ACTION ITEM: Decide whether each statement below agrees with the following account of a visit to a medium, answering yes or no and quoting the exact words of the account that decide it. 1. About a week has passed since the writer's last breakdown. 2. The medium's feelings about Danny were accurate. 3. In the relationship with Danny, the writer has felt a sense of giving things up for him.

BEGIN EXTRACT TO READ

So it has been a week since my visit to the medium. The same amount of time has passed since my last breakdown as well. I am still taking into consideration what was shared with me that evening. Some of it is fairly tongue in cheek, some far more seriously. It helps tremendously that I have this outlet and the outlet of those that know me to bounce these thoughts off of.
Interestedly, many were ready to completely disregard what this person had to say because it didn't mirror their own experience or they didn't believe. Well, this is mine and it isn't really up to you to decide what happened was real or true or accurate. I cannot really explain, but I know what was true and as I still process, I can make sense of most of what was said. Her feelings about Danny were off. He does like things a certain way when it pertains to his jobs. That was accurate, but in our relationship there has never been a sense of me giving up anything for him. Unless one wants to describe a grand adventure as giving up.

END EXTRACT TO READ
BEGIN RECORD EXCERPTS

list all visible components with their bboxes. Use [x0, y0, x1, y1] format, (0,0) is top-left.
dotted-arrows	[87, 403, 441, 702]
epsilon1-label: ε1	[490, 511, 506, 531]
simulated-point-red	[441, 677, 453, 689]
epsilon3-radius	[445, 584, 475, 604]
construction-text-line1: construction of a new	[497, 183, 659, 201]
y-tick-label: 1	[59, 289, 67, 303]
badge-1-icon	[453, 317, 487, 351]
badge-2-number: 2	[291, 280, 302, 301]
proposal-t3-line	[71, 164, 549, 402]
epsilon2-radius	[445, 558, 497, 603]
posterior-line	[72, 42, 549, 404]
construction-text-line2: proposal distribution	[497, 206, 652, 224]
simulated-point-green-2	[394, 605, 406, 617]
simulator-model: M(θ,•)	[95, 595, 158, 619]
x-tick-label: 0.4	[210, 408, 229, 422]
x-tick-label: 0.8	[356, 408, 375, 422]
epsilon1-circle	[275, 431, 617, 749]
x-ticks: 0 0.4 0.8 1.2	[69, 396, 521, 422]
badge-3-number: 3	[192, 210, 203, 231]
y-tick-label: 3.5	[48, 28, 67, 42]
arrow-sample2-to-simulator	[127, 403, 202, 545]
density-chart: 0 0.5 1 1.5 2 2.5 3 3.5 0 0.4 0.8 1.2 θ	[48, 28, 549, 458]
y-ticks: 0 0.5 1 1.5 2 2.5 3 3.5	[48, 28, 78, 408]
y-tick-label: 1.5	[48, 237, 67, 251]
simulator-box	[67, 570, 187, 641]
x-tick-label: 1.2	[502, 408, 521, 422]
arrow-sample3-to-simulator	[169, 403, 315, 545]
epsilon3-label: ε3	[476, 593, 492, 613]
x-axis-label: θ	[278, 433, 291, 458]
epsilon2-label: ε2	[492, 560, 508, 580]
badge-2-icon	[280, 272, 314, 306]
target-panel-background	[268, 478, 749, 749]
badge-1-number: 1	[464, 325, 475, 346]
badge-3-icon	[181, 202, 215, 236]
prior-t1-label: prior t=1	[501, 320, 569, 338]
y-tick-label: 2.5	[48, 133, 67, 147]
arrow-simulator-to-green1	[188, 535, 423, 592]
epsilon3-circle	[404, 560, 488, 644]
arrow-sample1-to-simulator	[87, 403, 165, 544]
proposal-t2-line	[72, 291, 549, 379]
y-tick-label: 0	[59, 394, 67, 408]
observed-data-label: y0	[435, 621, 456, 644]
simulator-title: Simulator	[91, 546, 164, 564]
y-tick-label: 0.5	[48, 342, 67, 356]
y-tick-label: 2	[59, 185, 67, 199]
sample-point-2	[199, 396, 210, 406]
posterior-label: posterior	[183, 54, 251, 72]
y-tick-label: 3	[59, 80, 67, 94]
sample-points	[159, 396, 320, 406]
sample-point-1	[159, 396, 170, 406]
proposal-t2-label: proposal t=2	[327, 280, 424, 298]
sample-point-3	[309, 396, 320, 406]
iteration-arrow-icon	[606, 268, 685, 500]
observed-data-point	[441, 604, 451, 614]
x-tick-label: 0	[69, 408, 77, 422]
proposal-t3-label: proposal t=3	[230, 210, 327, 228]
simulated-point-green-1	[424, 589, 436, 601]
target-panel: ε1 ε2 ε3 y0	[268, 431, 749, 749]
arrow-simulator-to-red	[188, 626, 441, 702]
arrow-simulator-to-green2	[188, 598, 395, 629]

END RECORD EXCERPTS

RESPONSE:
1. Yes: "The same amount of time has passed since my last breakdown as well."
2. No: "Her feelings about Danny were off."
3. No: "in our relationship there has never been a sense of me giving up anything for him."